PAGE EXCERPT
━━━
Congress investigating deal between NSA official and ex-director’s company

Lawmakers on Capitol Hill are now questioning the relationship between the National Security Agency’s chief technical officer and a private company being run by the former head of the American electronic spy department.

On the heels of reports concerning the NSA’s current CTO, Patrick Dowd, and a business launched earlier this year by the agency’s recently-retired director, Gen. Keith Alexander, Congress is now reportedly considering an investigation of its own.

Reuters was the first to report last week that IronNet, a cybersecurity company started by Alexander after he left the public sector in March, employs the NSA’s Dowd concurrently while he works for the federal government as one of the top officials at the spy agency. According to last Friday’s report, Dowd’s NSA supervisors have approved him to work up to 20 hours a week at Alexander’s company.

That arrangement, described on Friday by Reuters as “unusual,” according to former NSA general counsel Stewart Baker, was reportedly being investigated internally by the agency when the newswire reached out last week for comment. As of this Monday, though, Reuters now reports that a United States Senate panel and a Florida Democrat from the House of Representatives are raising their own concerns.

The Senate Intelligence Committee has asked the NSA for a copy of the “internal review” into the manner that the agency acknowledged it opened, Reuters reported this week, and Rep. Alan Grayson (D-Florida) of the House Foreign Affairs Committee also said he would "request an investigation" of the arrangement between Dowd and IronNet.

Grayson told Reuters that Alexander is "promiscuous in his unscrupulousness," and called the deal with Dowd was "an obvious violation of the standards of ethical conduct for employees of the Executive Branch."

Previously, Grayson published an open letter in June to raise questions about Alexander’s post-NSA employment when it was revealed that he reportedly asked a major Wall Street trade group for $1 million a month in consultation fees soon after resigning from the agency in the midst of the scandal surrounding national security documents leaked last year by former contractor Edward Snowden.

“Disclosing or misusing classified information for profit is, as Mr. Alexander well knows, a felony. I question how Mr. Alexander can provide any of the services he is offering unless he discloses or misuses classified information, including extremely sensitive sources and methods,” Grayson asked at the time in a letter to the trade group, the Security Industries and Financial Markets Association (SIFMA). “Without the classified information that he acquired in his former position, he literally would have nothing to offer to you.”

According to the Huffington Post, Grayson said "send me all information related to your negotiations with Mr. Alexander, so that Congress can verify whether or not he is selling military and cybersecurity secrets to the financial services industry for personal gain."

When Reuters first reported on the arrangement between Dowd and IronNet last week, NSA spokesperson Vanee Vance said “While NSA does not comment on specific employees, NSA takes seriously ethics laws and regulations at all levels of the organization.”

“Under ethics rules, senior executive employees, among others, are required to obtain written permission through their supervisors if they wish to pursue outside employment with a prohibited source,” she told The Hill.

"I wanted Pat to stay at NSA. He wanted to come on board," Alexander told Reuters last week of how the arrangement originated. "I just felt that his leaving the government was the wrong thing for NSA and our nation."

Alexander and Dowd jointly filed patents together based off of ideas that originated during their time at NSA, Reuters reported, but the ex-spy boss said IronNet’s work is unrelated.
━━━
RECORDS SUPPLIED
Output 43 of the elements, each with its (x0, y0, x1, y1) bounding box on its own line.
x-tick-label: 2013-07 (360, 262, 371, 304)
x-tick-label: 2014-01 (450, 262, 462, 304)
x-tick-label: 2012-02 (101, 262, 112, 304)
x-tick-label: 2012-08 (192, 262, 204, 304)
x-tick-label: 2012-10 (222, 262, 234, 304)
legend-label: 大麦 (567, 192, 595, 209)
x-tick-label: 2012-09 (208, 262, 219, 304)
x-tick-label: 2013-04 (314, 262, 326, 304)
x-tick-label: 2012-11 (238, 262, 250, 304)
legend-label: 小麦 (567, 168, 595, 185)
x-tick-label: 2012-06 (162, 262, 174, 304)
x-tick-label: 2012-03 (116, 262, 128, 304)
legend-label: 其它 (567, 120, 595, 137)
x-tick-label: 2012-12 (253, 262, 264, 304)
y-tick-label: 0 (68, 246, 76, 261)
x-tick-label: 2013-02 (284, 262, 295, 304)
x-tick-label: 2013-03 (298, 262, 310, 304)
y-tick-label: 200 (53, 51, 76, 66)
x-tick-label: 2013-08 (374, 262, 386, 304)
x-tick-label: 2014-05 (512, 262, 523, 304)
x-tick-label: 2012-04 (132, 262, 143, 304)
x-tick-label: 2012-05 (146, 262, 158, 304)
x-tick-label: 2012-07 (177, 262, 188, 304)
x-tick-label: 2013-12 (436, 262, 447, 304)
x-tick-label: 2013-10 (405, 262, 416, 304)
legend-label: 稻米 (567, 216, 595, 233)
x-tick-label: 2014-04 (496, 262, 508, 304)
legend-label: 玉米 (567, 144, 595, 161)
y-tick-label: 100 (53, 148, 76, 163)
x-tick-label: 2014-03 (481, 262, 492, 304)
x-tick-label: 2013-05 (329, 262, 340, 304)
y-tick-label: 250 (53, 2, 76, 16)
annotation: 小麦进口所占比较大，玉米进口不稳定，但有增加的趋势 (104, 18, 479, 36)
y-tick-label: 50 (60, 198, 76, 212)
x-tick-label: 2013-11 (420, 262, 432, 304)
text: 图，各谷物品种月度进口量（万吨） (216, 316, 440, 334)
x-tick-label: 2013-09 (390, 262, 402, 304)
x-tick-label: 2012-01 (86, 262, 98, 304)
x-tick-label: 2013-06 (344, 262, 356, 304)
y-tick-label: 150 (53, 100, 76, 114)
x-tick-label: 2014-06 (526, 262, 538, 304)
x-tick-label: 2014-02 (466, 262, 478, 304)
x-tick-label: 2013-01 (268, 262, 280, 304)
━━━
EXERCISE TASKS
1. List every person named in the article on the NSA official and IronNet.
2. According to the article on the NSA official and IronNet, how many hours a week have Dowd's NSA supervisors approved him to work at Alexander's company?
3. Reproduce the stretch of the article on the NSA official and IronNet from "Grayson told Reuters" through "contractor Edward Snowden.".

PROBLEM SOLUTIONS
1. Patrick Dowd, Keith Alexander, Stewart Baker, Alan Grayson, Edward Snowden, Vanee Vance

2. Up to 20 hours a week.

3.
Grayson told Reuters that Alexander is "promiscuous in his unscrupulousness," and called the deal with Dowd was "an obvious violation of the standards of ethical conduct for employees of the Executive Branch."

Previously, Grayson published an open letter in June to raise questions about Alexander’s post-NSA employment when it was revealed that he reportedly asked a major Wall Street trade group for $1 million a month in consultation fees soon after resigning from the agency in the midst of the scandal surrounding national security documents leaked last year by former contractor Edward Snowden.